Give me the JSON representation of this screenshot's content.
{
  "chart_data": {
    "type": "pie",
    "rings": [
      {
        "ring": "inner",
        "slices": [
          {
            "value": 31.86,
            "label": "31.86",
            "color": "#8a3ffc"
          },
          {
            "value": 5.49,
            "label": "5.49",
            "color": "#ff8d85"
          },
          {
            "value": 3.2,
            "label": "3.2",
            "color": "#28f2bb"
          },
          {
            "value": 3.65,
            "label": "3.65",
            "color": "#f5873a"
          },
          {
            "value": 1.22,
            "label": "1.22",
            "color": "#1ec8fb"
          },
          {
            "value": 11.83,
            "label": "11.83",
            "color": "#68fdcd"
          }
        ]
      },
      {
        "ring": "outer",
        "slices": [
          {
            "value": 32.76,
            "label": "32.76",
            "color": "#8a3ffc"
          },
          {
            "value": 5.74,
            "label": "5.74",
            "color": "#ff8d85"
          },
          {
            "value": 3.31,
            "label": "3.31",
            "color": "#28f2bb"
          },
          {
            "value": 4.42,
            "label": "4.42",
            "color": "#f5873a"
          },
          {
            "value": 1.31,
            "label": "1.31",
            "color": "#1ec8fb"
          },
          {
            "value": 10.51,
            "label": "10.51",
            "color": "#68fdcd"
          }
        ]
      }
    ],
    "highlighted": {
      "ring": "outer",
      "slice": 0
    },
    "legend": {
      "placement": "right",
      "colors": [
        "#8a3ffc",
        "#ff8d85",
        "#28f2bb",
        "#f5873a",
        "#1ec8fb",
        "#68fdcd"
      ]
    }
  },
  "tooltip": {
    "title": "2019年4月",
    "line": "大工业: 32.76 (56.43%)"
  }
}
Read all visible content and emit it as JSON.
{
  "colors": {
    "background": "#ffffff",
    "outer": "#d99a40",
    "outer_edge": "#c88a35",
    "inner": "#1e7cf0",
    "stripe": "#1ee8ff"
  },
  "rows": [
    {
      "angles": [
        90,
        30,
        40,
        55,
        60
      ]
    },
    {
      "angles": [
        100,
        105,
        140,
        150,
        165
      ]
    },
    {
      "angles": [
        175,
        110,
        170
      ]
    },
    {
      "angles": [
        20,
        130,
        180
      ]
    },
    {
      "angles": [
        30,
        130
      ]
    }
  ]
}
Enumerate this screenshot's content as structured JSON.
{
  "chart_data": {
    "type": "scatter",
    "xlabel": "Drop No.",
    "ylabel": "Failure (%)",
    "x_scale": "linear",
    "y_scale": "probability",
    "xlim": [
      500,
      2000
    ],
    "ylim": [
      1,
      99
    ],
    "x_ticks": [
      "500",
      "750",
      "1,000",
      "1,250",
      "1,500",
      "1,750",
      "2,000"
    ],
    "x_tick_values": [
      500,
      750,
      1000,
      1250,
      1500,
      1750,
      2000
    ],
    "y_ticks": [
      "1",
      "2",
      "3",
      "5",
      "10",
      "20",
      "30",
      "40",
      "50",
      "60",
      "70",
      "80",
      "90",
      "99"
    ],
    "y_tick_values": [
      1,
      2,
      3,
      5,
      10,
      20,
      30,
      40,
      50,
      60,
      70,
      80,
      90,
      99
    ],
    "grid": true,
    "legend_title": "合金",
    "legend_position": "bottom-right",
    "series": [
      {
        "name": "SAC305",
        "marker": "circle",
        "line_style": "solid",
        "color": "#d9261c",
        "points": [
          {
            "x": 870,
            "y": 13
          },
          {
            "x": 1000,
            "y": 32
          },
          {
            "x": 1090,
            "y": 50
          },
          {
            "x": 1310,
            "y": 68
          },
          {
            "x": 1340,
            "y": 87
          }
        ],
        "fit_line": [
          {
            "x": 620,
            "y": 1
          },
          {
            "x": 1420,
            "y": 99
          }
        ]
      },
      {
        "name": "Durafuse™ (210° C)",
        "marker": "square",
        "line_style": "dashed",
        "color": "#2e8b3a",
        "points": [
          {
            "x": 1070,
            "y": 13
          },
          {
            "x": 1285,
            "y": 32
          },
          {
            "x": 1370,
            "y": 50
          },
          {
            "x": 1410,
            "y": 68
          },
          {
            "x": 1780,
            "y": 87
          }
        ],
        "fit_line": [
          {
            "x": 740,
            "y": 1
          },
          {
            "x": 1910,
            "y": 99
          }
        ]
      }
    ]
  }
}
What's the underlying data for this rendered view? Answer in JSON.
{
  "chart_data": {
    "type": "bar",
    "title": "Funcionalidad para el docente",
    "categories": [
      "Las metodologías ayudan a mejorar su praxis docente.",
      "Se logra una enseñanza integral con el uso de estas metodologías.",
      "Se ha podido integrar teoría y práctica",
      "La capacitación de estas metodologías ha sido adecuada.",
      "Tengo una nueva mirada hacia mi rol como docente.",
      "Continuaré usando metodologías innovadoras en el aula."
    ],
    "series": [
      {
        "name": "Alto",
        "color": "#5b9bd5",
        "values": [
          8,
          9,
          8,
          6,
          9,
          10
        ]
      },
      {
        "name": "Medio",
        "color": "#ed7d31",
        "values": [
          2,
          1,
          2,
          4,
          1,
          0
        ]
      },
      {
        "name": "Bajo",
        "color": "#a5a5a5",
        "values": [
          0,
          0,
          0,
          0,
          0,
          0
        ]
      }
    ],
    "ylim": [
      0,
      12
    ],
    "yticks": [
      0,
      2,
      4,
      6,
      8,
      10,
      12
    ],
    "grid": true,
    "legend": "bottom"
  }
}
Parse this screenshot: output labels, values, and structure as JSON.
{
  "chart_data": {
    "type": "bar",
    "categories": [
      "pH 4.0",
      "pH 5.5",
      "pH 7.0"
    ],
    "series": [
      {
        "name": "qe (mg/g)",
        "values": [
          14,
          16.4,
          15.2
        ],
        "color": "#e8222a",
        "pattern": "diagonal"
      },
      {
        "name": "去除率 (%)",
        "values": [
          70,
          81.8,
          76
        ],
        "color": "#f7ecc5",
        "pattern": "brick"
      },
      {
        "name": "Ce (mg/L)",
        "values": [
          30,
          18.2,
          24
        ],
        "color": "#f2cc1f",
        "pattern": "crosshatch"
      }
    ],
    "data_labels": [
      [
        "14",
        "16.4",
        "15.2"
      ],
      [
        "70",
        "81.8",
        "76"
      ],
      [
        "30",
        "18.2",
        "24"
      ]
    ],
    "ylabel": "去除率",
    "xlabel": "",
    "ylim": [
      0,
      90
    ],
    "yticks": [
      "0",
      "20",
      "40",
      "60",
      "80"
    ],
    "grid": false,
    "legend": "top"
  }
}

• Task directions:
Reproduce the material precisely, including every line.

• Final answer:
Give me the JSON representation of this screenshot's content.
{
  "chart_data": {
    "type": "pie",
    "rings": [
      {
        "ring": "inner",
        "slices": [
          {
            "value": 31.86,
            "label": "31.86",
            "color": "#8a3ffc"
          },
          {
            "value": 5.49,
            "label": "5.49",
            "color": "#ff8d85"
          },
          {
            "value": 3.2,
            "label": "3.2",
            "color": "#28f2bb"
          },
          {
            "value": 3.65,
            "label": "3.65",
            "color": "#f5873a"
          },
          {
            "value": 1.22,
            "label": "1.22",
            "color": "#1ec8fb"
          },
          {
            "value": 11.83,
            "label": "11.83",
            "color": "#68fdcd"
          }
        ]
      },
      {
        "ring": "outer",
        "slices": [
          {
            "value": 32.76,
            "label": "32.76",
            "color": "#8a3ffc"
          },
          {
            "value": 5.74,
            "label": "5.74",
            "color": "#ff8d85"
          },
          {
            "value": 3.31,
            "label": "3.31",
            "color": "#28f2bb"
          },
          {
            "value": 4.42,
            "label": "4.42",
            "color": "#f5873a"
          },
          {
            "value": 1.31,
            "label": "1.31",
            "color": "#1ec8fb"
          },
          {
            "value": 10.51,
            "label": "10.51",
            "color": "#68fdcd"
          }
        ]
      }
    ],
    "highlighted": {
      "ring": "outer",
      "slice": 0
    },
    "legend": {
      "placement": "right",
      "colors": [
        "#8a3ffc",
        "#ff8d85",
        "#28f2bb",
        "#f5873a",
        "#1ec8fb",
        "#68fdcd"
      ]
    }
  },
  "tooltip": {
    "title": "2019年4月",
    "line": "大工业: 32.76 (56.43%)"
  }
}
Read all visible content and emit it as JSON.
{
  "colors": {
    "background": "#ffffff",
    "outer": "#d99a40",
    "outer_edge": "#c88a35",
    "inner": "#1e7cf0",
    "stripe": "#1ee8ff"
  },
  "rows": [
    {
      "angles": [
        90,
        30,
        40,
        55,
        60
      ]
    },
    {
      "angles": [
        100,
        105,
        140,
        150,
        165
      ]
    },
    {
      "angles": [
        175,
        110,
        170
      ]
    },
    {
      "angles": [
        20,
        130,
        180
      ]
    },
    {
      "angles": [
        30,
        130
      ]
    }
  ]
}
Enumerate this screenshot's content as structured JSON.
{
  "chart_data": {
    "type": "scatter",
    "xlabel": "Drop No.",
    "ylabel": "Failure (%)",
    "x_scale": "linear",
    "y_scale": "probability",
    "xlim": [
      500,
      2000
    ],
    "ylim": [
      1,
      99
    ],
    "x_ticks": [
      "500",
      "750",
      "1,000",
      "1,250",
      "1,500",
      "1,750",
      "2,000"
    ],
    "x_tick_values": [
      500,
      750,
      1000,
      1250,
      1500,
      1750,
      2000
    ],
    "y_ticks": [
      "1",
      "2",
      "3",
      "5",
      "10",
      "20",
      "30",
      "40",
      "50",
      "60",
      "70",
      "80",
      "90",
      "99"
    ],
    "y_tick_values": [
      1,
      2,
      3,
      5,
      10,
      20,
      30,
      40,
      50,
      60,
      70,
      80,
      90,
      99
    ],
    "grid": true,
    "legend_title": "合金",
    "legend_position": "bottom-right",
    "series": [
      {
        "name": "SAC305",
        "marker": "circle",
        "line_style": "solid",
        "color": "#d9261c",
        "points": [
          {
            "x": 870,
            "y": 13
          },
          {
            "x": 1000,
            "y": 32
          },
          {
            "x": 1090,
            "y": 50
          },
          {
            "x": 1310,
            "y": 68
          },
          {
            "x": 1340,
            "y": 87
          }
        ],
        "fit_line": [
          {
            "x": 620,
            "y": 1
          },
          {
            "x": 1420,
            "y": 99
          }
        ]
      },
      {
        "name": "Durafuse™ (210° C)",
        "marker": "square",
        "line_style": "dashed",
        "color": "#2e8b3a",
        "points": [
          {
            "x": 1070,
            "y": 13
          },
          {
            "x": 1285,
            "y": 32
          },
          {
            "x": 1370,
            "y": 50
          },
          {
            "x": 1410,
            "y": 68
          },
          {
            "x": 1780,
            "y": 87
          }
        ],
        "fit_line": [
          {
            "x": 740,
            "y": 1
          },
          {
            "x": 1910,
            "y": 99
          }
        ]
      }
    ]
  }
}
What's the underlying data for this rendered view? Answer in JSON.
{
  "chart_data": {
    "type": "bar",
    "title": "Funcionalidad para el docente",
    "categories": [
      "Las metodologías ayudan a mejorar su praxis docente.",
      "Se logra una enseñanza integral con el uso de estas metodologías.",
      "Se ha podido integrar teoría y práctica",
      "La capacitación de estas metodologías ha sido adecuada.",
      "Tengo una nueva mirada hacia mi rol como docente.",
      "Continuaré usando metodologías innovadoras en el aula."
    ],
    "series": [
      {
        "name": "Alto",
        "color": "#5b9bd5",
        "values": [
          8,
          9,
          8,
          6,
          9,
          10
        ]
      },
      {
        "name": "Medio",
        "color": "#ed7d31",
        "values": [
          2,
          1,
          2,
          4,
          1,
          0
        ]
      },
      {
        "name": "Bajo",
        "color": "#a5a5a5",
        "values": [
          0,
          0,
          0,
          0,
          0,
          0
        ]
      }
    ],
    "ylim": [
      0,
      12
    ],
    "yticks": [
      0,
      2,
      4,
      6,
      8,
      10,
      12
    ],
    "grid": true,
    "legend": "bottom"
  }
}
Parse this screenshot: output labels, values, and structure as JSON.
{
  "chart_data": {
    "type": "bar",
    "categories": [
      "pH 4.0",
      "pH 5.5",
      "pH 7.0"
    ],
    "series": [
      {
        "name": "qe (mg/g)",
        "values": [
          14,
          16.4,
          15.2
        ],
        "color": "#e8222a",
        "pattern": "diagonal"
      },
      {
        "name": "去除率 (%)",
        "values": [
          70,
          81.8,
          76
        ],
        "color": "#f7ecc5",
        "pattern": "brick"
      },
      {
        "name": "Ce (mg/L)",
        "values": [
          30,
          18.2,
          24
        ],
        "color": "#f2cc1f",
        "pattern": "crosshatch"
      }
    ],
    "data_labels": [
      [
        "14",
        "16.4",
        "15.2"
      ],
      [
        "70",
        "81.8",
        "76"
      ],
      [
        "30",
        "18.2",
        "24"
      ]
    ],
    "ylabel": "去除率",
    "xlabel": "",
    "ylim": [
      0,
      90
    ],
    "yticks": [
      "0",
      "20",
      "40",
      "60",
      "80"
    ],
    "grid": false,
    "legend": "top"
  }
}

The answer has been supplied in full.